───── RECORDS FOR THE TASK ─────

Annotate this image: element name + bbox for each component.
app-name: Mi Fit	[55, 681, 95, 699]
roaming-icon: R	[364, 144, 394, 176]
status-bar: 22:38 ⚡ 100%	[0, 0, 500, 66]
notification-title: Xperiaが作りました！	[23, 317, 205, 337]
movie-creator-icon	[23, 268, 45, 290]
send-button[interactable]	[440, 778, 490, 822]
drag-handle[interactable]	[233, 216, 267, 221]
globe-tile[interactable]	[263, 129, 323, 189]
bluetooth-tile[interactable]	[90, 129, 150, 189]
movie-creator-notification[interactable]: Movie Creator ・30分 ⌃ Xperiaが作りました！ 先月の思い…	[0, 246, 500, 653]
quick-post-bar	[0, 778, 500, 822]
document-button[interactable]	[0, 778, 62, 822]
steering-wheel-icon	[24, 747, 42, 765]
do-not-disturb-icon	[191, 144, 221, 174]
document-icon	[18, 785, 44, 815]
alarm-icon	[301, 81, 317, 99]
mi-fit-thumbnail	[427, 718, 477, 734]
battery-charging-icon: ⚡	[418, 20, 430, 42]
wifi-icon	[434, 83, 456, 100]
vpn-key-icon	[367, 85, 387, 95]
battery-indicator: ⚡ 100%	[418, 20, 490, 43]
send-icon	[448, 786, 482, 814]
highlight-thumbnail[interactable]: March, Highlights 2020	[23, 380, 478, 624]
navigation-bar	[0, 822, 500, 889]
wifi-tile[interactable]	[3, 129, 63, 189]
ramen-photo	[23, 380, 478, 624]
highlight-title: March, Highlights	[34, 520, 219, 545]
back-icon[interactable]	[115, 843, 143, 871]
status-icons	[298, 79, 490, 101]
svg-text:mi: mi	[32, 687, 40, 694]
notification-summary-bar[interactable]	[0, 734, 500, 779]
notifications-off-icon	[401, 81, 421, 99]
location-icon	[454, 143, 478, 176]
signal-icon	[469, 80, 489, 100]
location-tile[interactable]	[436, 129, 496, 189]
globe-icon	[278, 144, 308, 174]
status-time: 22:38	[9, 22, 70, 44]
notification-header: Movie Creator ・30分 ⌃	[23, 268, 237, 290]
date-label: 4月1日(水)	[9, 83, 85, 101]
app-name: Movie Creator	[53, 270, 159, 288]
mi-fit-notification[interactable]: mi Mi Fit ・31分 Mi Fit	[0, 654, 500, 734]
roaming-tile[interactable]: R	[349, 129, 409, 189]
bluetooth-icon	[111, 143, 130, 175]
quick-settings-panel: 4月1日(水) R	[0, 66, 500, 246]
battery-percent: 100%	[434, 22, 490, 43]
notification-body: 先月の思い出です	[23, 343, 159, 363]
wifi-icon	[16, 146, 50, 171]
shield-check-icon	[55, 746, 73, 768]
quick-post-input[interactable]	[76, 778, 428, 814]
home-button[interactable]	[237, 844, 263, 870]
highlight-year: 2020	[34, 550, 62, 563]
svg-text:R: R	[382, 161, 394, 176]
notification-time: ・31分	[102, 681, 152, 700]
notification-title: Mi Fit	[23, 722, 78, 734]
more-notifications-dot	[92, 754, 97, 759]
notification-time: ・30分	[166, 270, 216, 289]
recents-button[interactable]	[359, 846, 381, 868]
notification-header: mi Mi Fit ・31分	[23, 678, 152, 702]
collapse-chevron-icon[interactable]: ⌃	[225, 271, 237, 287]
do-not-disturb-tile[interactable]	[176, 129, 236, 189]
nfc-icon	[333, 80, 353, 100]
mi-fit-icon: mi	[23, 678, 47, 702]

─────
───── RECORDS FOR THE TASK ─────

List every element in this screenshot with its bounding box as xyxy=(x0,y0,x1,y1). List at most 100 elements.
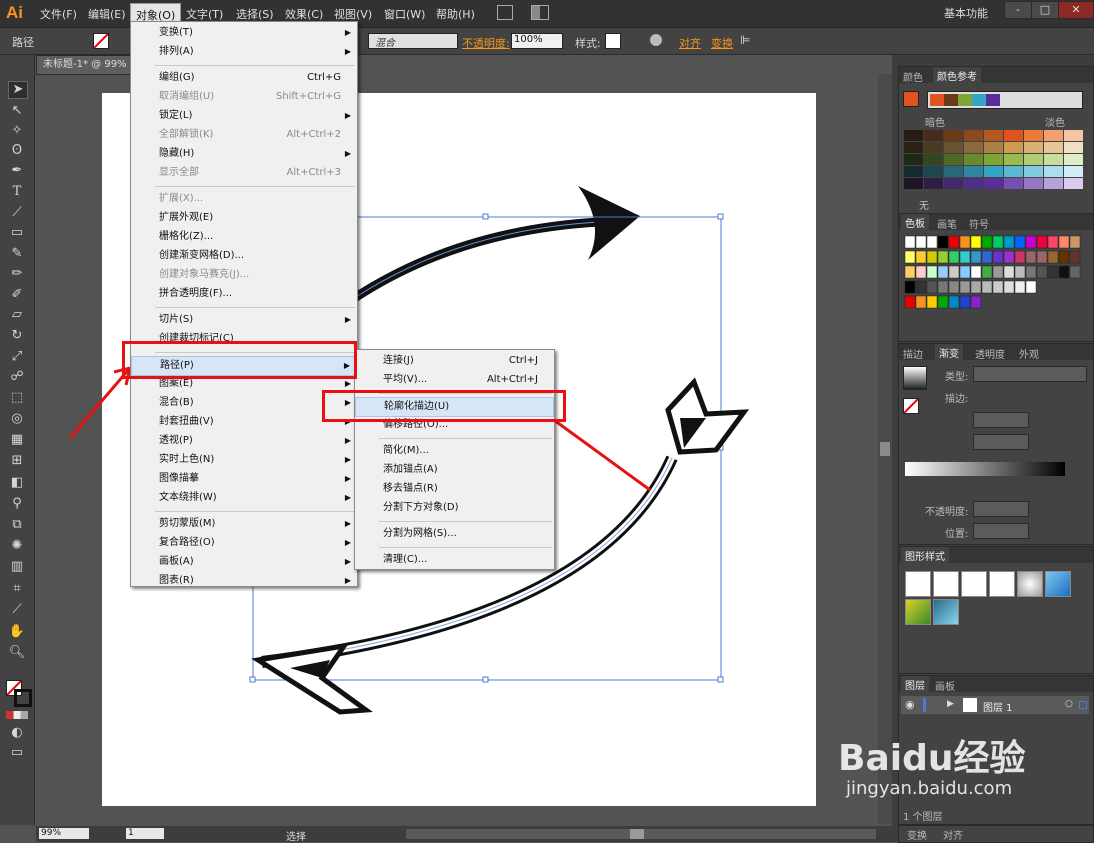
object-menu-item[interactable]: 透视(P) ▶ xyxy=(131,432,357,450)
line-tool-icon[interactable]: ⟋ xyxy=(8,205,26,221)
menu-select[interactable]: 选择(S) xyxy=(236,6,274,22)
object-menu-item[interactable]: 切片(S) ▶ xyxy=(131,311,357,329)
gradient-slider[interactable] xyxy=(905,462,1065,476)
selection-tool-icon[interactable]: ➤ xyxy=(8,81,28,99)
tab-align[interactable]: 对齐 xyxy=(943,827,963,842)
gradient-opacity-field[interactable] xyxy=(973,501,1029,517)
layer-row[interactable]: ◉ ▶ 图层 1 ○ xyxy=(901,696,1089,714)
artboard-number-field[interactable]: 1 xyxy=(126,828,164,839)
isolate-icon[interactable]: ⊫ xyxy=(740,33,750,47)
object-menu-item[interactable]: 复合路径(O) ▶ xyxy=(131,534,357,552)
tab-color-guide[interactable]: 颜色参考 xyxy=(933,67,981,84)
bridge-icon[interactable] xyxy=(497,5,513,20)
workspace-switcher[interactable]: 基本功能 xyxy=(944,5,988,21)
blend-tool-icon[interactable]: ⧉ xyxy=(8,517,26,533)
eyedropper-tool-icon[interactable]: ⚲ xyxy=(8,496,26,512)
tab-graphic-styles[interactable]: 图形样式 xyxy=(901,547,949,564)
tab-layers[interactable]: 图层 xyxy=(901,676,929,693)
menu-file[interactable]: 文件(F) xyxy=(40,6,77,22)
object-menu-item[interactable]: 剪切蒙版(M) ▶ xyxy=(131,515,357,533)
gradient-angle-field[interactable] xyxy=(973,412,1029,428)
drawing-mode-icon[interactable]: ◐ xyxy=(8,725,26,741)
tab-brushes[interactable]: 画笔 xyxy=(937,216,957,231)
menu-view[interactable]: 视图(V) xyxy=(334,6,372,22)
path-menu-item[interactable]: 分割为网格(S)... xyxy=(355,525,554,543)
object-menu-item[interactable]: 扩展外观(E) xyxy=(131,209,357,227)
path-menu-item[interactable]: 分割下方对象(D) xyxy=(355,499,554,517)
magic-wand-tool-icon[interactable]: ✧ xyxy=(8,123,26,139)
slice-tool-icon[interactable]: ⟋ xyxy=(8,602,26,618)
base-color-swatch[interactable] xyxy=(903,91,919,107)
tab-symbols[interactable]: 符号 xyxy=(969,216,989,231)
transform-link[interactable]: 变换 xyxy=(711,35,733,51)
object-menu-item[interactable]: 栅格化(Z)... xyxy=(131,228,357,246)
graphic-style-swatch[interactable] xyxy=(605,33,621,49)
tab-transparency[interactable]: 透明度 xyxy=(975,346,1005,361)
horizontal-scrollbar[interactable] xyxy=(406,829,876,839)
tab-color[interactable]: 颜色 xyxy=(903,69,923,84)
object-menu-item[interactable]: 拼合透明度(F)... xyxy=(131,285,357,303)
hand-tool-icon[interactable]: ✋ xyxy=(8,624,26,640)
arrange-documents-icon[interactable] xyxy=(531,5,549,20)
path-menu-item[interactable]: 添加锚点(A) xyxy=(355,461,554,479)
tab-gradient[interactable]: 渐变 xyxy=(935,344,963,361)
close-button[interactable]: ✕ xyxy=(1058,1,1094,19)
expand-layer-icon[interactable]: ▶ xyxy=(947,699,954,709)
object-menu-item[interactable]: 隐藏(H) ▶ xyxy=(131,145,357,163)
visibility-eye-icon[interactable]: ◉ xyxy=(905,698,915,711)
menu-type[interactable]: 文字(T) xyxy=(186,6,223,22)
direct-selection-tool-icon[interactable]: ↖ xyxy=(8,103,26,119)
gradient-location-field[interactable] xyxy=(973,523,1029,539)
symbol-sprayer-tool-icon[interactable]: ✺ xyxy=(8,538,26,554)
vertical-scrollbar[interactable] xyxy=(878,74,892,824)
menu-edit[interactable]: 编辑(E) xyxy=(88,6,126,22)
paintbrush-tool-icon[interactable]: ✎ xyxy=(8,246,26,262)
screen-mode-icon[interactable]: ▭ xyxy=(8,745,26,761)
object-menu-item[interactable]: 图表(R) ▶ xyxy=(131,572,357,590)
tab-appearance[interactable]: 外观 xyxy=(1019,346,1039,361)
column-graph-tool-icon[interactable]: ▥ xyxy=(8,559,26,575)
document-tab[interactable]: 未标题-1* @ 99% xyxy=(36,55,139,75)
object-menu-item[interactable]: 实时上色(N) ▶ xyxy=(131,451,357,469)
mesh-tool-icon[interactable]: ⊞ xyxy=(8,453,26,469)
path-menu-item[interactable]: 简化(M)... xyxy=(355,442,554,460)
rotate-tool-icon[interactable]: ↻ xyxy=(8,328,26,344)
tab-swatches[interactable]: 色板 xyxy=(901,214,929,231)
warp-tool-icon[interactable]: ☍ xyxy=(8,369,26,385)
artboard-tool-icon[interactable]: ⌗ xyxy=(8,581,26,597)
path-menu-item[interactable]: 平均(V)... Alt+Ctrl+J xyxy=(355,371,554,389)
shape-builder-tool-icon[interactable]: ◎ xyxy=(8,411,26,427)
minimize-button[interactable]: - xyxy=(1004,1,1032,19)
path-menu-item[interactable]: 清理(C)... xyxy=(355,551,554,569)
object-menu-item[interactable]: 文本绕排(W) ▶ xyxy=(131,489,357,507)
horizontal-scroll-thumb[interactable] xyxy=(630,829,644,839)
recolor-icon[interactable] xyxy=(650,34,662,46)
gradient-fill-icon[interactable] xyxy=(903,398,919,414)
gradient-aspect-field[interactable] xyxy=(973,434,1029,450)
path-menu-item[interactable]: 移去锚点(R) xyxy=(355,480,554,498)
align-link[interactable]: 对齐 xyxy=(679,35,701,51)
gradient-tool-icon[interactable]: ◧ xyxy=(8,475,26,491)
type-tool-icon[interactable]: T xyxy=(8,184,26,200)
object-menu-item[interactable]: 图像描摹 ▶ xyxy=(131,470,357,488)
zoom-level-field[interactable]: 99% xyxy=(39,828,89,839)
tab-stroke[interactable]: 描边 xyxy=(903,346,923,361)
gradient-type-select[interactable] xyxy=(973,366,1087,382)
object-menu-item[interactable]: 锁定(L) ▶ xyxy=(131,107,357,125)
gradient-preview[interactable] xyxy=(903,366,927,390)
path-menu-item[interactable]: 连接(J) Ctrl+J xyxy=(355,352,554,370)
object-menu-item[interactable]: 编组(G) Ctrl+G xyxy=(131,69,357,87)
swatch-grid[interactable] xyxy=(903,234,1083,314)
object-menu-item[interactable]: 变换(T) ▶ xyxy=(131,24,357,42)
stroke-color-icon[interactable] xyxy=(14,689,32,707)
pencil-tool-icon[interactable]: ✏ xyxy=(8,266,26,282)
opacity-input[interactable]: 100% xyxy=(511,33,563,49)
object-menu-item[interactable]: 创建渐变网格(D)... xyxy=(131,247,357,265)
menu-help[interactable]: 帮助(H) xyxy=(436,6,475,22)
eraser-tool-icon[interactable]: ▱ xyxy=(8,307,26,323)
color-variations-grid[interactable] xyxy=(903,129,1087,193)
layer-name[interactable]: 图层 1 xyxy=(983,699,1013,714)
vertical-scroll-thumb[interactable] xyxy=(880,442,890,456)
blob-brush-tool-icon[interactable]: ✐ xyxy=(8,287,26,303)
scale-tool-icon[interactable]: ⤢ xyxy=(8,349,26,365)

─────
───── RECORDS FOR THE TASK ─────

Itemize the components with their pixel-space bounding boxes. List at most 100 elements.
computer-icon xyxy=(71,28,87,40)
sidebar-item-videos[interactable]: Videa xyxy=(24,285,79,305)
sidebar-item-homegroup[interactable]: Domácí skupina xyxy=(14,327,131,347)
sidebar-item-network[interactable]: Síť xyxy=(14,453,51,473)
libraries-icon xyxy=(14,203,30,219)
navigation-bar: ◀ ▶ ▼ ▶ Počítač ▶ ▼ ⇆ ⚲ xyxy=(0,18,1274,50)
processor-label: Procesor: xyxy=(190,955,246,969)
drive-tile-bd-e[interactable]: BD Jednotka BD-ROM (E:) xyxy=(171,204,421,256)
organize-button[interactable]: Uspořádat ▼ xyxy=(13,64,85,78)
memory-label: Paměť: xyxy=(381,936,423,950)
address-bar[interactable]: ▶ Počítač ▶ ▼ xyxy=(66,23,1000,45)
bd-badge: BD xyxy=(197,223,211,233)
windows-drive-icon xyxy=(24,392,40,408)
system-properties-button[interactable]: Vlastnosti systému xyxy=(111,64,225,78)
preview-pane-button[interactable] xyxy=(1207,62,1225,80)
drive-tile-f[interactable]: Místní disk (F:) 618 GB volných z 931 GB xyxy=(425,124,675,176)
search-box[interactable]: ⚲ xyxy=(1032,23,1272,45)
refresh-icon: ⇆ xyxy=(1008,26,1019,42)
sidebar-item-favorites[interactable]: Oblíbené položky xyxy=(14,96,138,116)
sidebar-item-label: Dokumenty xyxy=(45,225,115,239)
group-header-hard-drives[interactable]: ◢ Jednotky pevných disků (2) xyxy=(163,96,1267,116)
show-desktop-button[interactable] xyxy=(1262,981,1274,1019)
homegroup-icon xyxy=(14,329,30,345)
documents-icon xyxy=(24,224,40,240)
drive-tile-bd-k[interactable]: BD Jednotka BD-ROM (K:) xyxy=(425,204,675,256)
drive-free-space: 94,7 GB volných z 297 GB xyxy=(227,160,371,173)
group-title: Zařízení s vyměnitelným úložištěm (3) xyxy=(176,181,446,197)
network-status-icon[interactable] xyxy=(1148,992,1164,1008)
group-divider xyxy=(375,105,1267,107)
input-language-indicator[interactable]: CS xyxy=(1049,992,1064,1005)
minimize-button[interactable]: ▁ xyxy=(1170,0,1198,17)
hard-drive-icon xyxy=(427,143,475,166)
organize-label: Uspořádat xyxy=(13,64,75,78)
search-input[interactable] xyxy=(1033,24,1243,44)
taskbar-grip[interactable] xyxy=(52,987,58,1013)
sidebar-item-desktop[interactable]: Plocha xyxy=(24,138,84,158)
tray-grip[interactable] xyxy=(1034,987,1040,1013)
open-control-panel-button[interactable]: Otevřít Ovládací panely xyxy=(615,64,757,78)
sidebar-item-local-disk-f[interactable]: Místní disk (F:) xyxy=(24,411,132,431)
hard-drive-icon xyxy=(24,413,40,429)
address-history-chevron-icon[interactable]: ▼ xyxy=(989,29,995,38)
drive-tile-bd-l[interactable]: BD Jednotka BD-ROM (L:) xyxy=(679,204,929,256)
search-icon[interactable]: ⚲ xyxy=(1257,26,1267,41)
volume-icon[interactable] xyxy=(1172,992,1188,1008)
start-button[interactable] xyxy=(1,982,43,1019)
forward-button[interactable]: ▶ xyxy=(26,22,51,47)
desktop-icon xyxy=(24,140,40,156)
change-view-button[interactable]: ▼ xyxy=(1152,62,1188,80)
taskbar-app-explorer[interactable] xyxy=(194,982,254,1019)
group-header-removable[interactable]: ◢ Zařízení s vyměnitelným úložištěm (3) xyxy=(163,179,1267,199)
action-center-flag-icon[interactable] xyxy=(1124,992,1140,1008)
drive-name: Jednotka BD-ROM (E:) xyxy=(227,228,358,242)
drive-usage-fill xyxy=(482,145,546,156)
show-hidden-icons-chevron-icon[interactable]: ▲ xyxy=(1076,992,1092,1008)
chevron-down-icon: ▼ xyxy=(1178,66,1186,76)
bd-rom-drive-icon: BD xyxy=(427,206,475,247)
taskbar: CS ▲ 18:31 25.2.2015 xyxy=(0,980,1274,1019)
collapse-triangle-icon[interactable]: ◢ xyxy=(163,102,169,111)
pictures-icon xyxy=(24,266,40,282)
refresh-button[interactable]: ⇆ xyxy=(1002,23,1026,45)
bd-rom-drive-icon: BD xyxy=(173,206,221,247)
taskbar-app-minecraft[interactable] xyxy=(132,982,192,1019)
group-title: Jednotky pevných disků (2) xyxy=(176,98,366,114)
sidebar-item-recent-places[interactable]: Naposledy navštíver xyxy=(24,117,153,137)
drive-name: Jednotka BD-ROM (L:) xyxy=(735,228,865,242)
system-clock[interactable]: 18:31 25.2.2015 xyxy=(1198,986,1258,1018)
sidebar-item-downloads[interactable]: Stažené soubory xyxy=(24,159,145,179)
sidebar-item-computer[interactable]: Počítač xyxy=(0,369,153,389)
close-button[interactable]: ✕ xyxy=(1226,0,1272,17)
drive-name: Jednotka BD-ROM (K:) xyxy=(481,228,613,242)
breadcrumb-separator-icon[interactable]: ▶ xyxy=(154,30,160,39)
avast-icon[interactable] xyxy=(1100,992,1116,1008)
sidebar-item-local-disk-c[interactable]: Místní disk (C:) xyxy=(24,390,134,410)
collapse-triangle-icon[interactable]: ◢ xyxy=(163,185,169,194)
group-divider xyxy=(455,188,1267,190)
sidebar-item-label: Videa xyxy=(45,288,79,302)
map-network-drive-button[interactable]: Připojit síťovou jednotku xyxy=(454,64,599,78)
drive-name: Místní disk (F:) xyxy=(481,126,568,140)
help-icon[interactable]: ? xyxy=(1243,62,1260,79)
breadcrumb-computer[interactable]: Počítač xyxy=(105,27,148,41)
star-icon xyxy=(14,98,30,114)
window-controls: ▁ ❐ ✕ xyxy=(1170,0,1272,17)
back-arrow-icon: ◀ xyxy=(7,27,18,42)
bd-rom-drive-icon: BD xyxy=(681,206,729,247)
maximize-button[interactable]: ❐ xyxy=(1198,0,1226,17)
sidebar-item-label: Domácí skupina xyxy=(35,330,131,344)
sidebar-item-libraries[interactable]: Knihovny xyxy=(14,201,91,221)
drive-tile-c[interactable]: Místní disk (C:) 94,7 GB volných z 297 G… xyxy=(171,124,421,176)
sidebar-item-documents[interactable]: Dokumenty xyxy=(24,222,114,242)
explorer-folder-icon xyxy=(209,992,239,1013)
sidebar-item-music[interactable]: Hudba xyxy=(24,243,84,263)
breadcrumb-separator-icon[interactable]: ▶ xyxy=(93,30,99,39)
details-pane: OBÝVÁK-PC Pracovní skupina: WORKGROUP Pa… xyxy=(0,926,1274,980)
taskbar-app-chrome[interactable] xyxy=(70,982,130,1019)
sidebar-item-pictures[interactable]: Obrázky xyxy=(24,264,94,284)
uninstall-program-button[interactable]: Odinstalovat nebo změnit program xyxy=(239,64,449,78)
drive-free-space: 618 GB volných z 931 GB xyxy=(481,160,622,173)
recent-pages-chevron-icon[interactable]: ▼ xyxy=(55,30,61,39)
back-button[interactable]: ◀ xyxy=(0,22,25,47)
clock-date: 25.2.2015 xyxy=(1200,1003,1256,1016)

─────

## CHALLENGE
Write out the part of the records that opens with the line containing "Itemize the components" and closes with the line containing "drive-free-space: 94,7 GB", substituting "Computer" for each occurrence of "Počítač" and keeping everything else unchanged.

## TASK ANSWER
Itemize the components with their pixel-space bounding boxes. List at most 100 elements.
computer-icon xyxy=(71,28,87,40)
sidebar-item-videos[interactable]: Videa xyxy=(24,285,79,305)
sidebar-item-homegroup[interactable]: Domácí skupina xyxy=(14,327,131,347)
sidebar-item-network[interactable]: Síť xyxy=(14,453,51,473)
libraries-icon xyxy=(14,203,30,219)
navigation-bar: ◀ ▶ ▼ ▶ Computer ▶ ▼ ⇆ ⚲ xyxy=(0,18,1274,50)
processor-label: Procesor: xyxy=(190,955,246,969)
drive-tile-bd-e[interactable]: BD Jednotka BD-ROM (E:) xyxy=(171,204,421,256)
organize-button[interactable]: Uspořádat ▼ xyxy=(13,64,85,78)
memory-label: Paměť: xyxy=(381,936,423,950)
address-bar[interactable]: ▶ Computer ▶ ▼ xyxy=(66,23,1000,45)
bd-badge: BD xyxy=(197,223,211,233)
windows-drive-icon xyxy=(24,392,40,408)
system-properties-button[interactable]: Vlastnosti systému xyxy=(111,64,225,78)
preview-pane-button[interactable] xyxy=(1207,62,1225,80)
drive-tile-f[interactable]: Místní disk (F:) 618 GB volných z 931 GB xyxy=(425,124,675,176)
search-box[interactable]: ⚲ xyxy=(1032,23,1272,45)
refresh-icon: ⇆ xyxy=(1008,26,1019,42)
sidebar-item-favorites[interactable]: Oblíbené položky xyxy=(14,96,138,116)
sidebar-item-label: Dokumenty xyxy=(45,225,115,239)
group-header-hard-drives[interactable]: ◢ Jednotky pevných disků (2) xyxy=(163,96,1267,116)
show-desktop-button[interactable] xyxy=(1262,981,1274,1019)
homegroup-icon xyxy=(14,329,30,345)
documents-icon xyxy=(24,224,40,240)
drive-tile-bd-k[interactable]: BD Jednotka BD-ROM (K:) xyxy=(425,204,675,256)
drive-free-space: 94,7 GB volných z 297 GB xyxy=(227,160,371,173)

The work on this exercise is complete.